Set exercise: Copy all of the records below verbatim.

(Data entries)
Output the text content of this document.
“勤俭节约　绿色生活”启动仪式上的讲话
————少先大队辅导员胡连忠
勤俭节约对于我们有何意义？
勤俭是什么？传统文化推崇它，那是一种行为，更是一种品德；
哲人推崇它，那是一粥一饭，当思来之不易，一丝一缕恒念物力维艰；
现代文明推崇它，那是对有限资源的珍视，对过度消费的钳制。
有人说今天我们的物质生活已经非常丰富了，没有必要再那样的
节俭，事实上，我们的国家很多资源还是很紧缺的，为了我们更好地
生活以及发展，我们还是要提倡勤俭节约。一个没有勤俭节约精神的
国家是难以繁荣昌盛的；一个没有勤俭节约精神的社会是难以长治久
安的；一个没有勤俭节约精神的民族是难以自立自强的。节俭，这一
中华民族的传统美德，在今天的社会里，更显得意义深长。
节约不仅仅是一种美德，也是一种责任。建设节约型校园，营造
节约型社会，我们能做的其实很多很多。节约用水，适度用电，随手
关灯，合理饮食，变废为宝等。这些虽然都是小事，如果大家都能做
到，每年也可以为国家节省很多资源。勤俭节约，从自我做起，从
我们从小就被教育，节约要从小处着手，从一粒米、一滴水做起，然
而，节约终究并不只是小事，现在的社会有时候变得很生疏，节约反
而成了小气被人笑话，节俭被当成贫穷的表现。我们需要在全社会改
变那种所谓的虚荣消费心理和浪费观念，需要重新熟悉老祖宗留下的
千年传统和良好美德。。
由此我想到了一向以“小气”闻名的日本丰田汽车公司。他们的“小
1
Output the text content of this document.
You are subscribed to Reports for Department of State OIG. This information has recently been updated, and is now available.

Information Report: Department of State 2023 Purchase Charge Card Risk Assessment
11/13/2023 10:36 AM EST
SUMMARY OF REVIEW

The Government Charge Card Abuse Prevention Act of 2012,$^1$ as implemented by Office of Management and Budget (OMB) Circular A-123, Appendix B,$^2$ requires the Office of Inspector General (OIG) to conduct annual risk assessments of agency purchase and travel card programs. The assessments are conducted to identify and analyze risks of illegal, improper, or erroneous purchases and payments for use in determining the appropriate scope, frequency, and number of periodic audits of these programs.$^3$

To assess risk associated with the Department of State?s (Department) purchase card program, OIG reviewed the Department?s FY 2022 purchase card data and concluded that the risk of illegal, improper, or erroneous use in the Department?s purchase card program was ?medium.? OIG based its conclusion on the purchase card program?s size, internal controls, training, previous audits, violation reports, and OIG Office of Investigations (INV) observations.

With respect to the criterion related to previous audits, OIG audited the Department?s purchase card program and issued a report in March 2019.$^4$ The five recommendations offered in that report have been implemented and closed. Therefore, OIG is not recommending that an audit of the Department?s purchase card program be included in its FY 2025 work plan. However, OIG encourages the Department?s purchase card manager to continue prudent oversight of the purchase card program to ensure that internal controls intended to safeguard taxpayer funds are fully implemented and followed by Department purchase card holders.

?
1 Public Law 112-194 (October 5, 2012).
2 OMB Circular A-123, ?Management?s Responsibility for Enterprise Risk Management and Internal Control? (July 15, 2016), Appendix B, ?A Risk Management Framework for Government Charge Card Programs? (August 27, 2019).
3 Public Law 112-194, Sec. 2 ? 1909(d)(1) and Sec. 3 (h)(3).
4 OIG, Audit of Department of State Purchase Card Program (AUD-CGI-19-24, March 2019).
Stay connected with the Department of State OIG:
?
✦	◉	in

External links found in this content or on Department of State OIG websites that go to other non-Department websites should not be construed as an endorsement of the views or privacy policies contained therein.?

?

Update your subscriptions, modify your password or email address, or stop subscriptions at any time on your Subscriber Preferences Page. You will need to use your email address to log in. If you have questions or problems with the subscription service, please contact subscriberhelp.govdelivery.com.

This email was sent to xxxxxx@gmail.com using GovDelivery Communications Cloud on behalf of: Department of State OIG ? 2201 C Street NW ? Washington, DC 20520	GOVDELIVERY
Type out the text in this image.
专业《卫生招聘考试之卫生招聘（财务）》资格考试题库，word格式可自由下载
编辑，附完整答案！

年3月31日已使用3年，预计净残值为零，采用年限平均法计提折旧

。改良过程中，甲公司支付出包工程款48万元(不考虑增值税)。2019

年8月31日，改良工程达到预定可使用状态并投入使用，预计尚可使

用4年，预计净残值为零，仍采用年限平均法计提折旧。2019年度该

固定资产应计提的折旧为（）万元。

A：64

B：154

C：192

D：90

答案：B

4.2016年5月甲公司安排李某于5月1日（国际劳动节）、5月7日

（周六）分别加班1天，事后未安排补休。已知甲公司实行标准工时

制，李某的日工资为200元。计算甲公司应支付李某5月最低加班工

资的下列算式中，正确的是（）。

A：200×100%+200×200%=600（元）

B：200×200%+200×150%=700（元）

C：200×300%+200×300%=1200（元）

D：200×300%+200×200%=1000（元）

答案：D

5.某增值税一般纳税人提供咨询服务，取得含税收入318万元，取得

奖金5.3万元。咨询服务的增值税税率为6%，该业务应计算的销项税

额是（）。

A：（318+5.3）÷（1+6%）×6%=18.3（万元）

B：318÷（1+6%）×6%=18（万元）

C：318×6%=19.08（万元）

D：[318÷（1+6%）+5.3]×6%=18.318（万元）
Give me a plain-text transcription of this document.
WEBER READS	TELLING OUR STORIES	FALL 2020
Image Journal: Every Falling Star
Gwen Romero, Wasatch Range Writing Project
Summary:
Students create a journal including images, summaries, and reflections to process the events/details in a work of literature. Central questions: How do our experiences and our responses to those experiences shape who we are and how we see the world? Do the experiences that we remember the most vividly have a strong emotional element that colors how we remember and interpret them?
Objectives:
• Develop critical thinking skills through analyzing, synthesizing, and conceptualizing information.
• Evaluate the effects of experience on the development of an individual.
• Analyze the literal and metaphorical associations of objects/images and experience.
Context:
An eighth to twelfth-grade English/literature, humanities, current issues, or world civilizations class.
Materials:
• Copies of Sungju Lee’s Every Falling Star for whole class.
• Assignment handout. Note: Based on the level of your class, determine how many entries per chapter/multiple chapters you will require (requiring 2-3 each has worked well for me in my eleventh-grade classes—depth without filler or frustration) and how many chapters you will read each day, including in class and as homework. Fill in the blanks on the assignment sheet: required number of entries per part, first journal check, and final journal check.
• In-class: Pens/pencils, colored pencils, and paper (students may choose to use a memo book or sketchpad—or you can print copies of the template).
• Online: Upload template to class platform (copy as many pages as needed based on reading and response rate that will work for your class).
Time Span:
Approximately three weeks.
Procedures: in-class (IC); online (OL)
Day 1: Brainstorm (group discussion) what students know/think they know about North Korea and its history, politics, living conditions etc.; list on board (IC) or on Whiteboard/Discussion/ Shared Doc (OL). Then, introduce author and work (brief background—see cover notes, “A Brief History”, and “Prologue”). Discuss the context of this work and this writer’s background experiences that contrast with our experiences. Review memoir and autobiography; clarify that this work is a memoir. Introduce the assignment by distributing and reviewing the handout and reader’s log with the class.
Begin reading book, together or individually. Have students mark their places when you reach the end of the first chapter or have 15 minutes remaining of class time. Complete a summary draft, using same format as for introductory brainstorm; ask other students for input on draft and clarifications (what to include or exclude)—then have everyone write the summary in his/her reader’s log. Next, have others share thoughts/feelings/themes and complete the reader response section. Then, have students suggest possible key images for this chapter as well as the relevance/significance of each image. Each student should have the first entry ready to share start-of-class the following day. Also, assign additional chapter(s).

The solution:
Output the text content of this document.
“勤俭节约　绿色生活”启动仪式上的讲话
————少先大队辅导员胡连忠
勤俭节约对于我们有何意义？
勤俭是什么？传统文化推崇它，那是一种行为，更是一种品德；
哲人推崇它，那是一粥一饭，当思来之不易，一丝一缕恒念物力维艰；
现代文明推崇它，那是对有限资源的珍视，对过度消费的钳制。
有人说今天我们的物质生活已经非常丰富了，没有必要再那样的
节俭，事实上，我们的国家很多资源还是很紧缺的，为了我们更好地
生活以及发展，我们还是要提倡勤俭节约。一个没有勤俭节约精神的
国家是难以繁荣昌盛的；一个没有勤俭节约精神的社会是难以长治久
安的；一个没有勤俭节约精神的民族是难以自立自强的。节俭，这一
中华民族的传统美德，在今天的社会里，更显得意义深长。
节约不仅仅是一种美德，也是一种责任。建设节约型校园，营造
节约型社会，我们能做的其实很多很多。节约用水，适度用电，随手
关灯，合理饮食，变废为宝等。这些虽然都是小事，如果大家都能做
到，每年也可以为国家节省很多资源。勤俭节约，从自我做起，从
我们从小就被教育，节约要从小处着手，从一粒米、一滴水做起，然
而，节约终究并不只是小事，现在的社会有时候变得很生疏，节约反
而成了小气被人笑话，节俭被当成贫穷的表现。我们需要在全社会改
变那种所谓的虚荣消费心理和浪费观念，需要重新熟悉老祖宗留下的
千年传统和良好美德。。
由此我想到了一向以“小气”闻名的日本丰田汽车公司。他们的“小
1
Output the text content of this document.
You are subscribed to Reports for Department of State OIG. This information has recently been updated, and is now available.

Information Report: Department of State 2023 Purchase Charge Card Risk Assessment
11/13/2023 10:36 AM EST
SUMMARY OF REVIEW

The Government Charge Card Abuse Prevention Act of 2012,$^1$ as implemented by Office of Management and Budget (OMB) Circular A-123, Appendix B,$^2$ requires the Office of Inspector General (OIG) to conduct annual risk assessments of agency purchase and travel card programs. The assessments are conducted to identify and analyze risks of illegal, improper, or erroneous purchases and payments for use in determining the appropriate scope, frequency, and number of periodic audits of these programs.$^3$

To assess risk associated with the Department of State?s (Department) purchase card program, OIG reviewed the Department?s FY 2022 purchase card data and concluded that the risk of illegal, improper, or erroneous use in the Department?s purchase card program was ?medium.? OIG based its conclusion on the purchase card program?s size, internal controls, training, previous audits, violation reports, and OIG Office of Investigations (INV) observations.

With respect to the criterion related to previous audits, OIG audited the Department?s purchase card program and issued a report in March 2019.$^4$ The five recommendations offered in that report have been implemented and closed. Therefore, OIG is not recommending that an audit of the Department?s purchase card program be included in its FY 2025 work plan. However, OIG encourages the Department?s purchase card manager to continue prudent oversight of the purchase card program to ensure that internal controls intended to safeguard taxpayer funds are fully implemented and followed by Department purchase card holders.

?
1 Public Law 112-194 (October 5, 2012).
2 OMB Circular A-123, ?Management?s Responsibility for Enterprise Risk Management and Internal Control? (July 15, 2016), Appendix B, ?A Risk Management Framework for Government Charge Card Programs? (August 27, 2019).
3 Public Law 112-194, Sec. 2 ? 1909(d)(1) and Sec. 3 (h)(3).
4 OIG, Audit of Department of State Purchase Card Program (AUD-CGI-19-24, March 2019).
Stay connected with the Department of State OIG:
?
✦	◉	in

External links found in this content or on Department of State OIG websites that go to other non-Department websites should not be construed as an endorsement of the views or privacy policies contained therein.?

?

Update your subscriptions, modify your password or email address, or stop subscriptions at any time on your Subscriber Preferences Page. You will need to use your email address to log in. If you have questions or problems with the subscription service, please contact subscriberhelp.govdelivery.com.

This email was sent to xxxxxx@gmail.com using GovDelivery Communications Cloud on behalf of: Department of State OIG ? 2201 C Street NW ? Washington, DC 20520	GOVDELIVERY
Type out the text in this image.
专业《卫生招聘考试之卫生招聘（财务）》资格考试题库，word格式可自由下载
编辑，附完整答案！

年3月31日已使用3年，预计净残值为零，采用年限平均法计提折旧

。改良过程中，甲公司支付出包工程款48万元(不考虑增值税)。2019

年8月31日，改良工程达到预定可使用状态并投入使用，预计尚可使

用4年，预计净残值为零，仍采用年限平均法计提折旧。2019年度该

固定资产应计提的折旧为（）万元。

A：64

B：154

C：192

D：90

答案：B

4.2016年5月甲公司安排李某于5月1日（国际劳动节）、5月7日

（周六）分别加班1天，事后未安排补休。已知甲公司实行标准工时

制，李某的日工资为200元。计算甲公司应支付李某5月最低加班工

资的下列算式中，正确的是（）。

A：200×100%+200×200%=600（元）

B：200×200%+200×150%=700（元）

C：200×300%+200×300%=1200（元）

D：200×300%+200×200%=1000（元）

答案：D

5.某增值税一般纳税人提供咨询服务，取得含税收入318万元，取得

奖金5.3万元。咨询服务的增值税税率为6%，该业务应计算的销项税

额是（）。

A：（318+5.3）÷（1+6%）×6%=18.3（万元）

B：318÷（1+6%）×6%=18（万元）

C：318×6%=19.08（万元）

D：[318÷（1+6%）+5.3]×6%=18.318（万元）
Give me a plain-text transcription of this document.
WEBER READS	TELLING OUR STORIES	FALL 2020
Image Journal: Every Falling Star
Gwen Romero, Wasatch Range Writing Project
Summary:
Students create a journal including images, summaries, and reflections to process the events/details in a work of literature. Central questions: How do our experiences and our responses to those experiences shape who we are and how we see the world? Do the experiences that we remember the most vividly have a strong emotional element that colors how we remember and interpret them?
Objectives:
• Develop critical thinking skills through analyzing, synthesizing, and conceptualizing information.
• Evaluate the effects of experience on the development of an individual.
• Analyze the literal and metaphorical associations of objects/images and experience.
Context:
An eighth to twelfth-grade English/literature, humanities, current issues, or world civilizations class.
Materials:
• Copies of Sungju Lee’s Every Falling Star for whole class.
• Assignment handout. Note: Based on the level of your class, determine how many entries per chapter/multiple chapters you will require (requiring 2-3 each has worked well for me in my eleventh-grade classes—depth without filler or frustration) and how many chapters you will read each day, including in class and as homework. Fill in the blanks on the assignment sheet: required number of entries per part, first journal check, and final journal check.
• In-class: Pens/pencils, colored pencils, and paper (students may choose to use a memo book or sketchpad—or you can print copies of the template).
• Online: Upload template to class platform (copy as many pages as needed based on reading and response rate that will work for your class).
Time Span:
Approximately three weeks.
Procedures: in-class (IC); online (OL)
Day 1: Brainstorm (group discussion) what students know/think they know about North Korea and its history, politics, living conditions etc.; list on board (IC) or on Whiteboard/Discussion/ Shared Doc (OL). Then, introduce author and work (brief background—see cover notes, “A Brief History”, and “Prologue”). Discuss the context of this work and this writer’s background experiences that contrast with our experiences. Review memoir and autobiography; clarify that this work is a memoir. Introduce the assignment by distributing and reviewing the handout and reader’s log with the class.
Begin reading book, together or individually. Have students mark their places when you reach the end of the first chapter or have 15 minutes remaining of class time. Complete a summary draft, using same format as for introductory brainstorm; ask other students for input on draft and clarifications (what to include or exclude)—then have everyone write the summary in his/her reader’s log. Next, have others share thoughts/feelings/themes and complete the reader response section. Then, have students suggest possible key images for this chapter as well as the relevance/significance of each image. Each student should have the first entry ready to share start-of-class the following day. Also, assign additional chapter(s).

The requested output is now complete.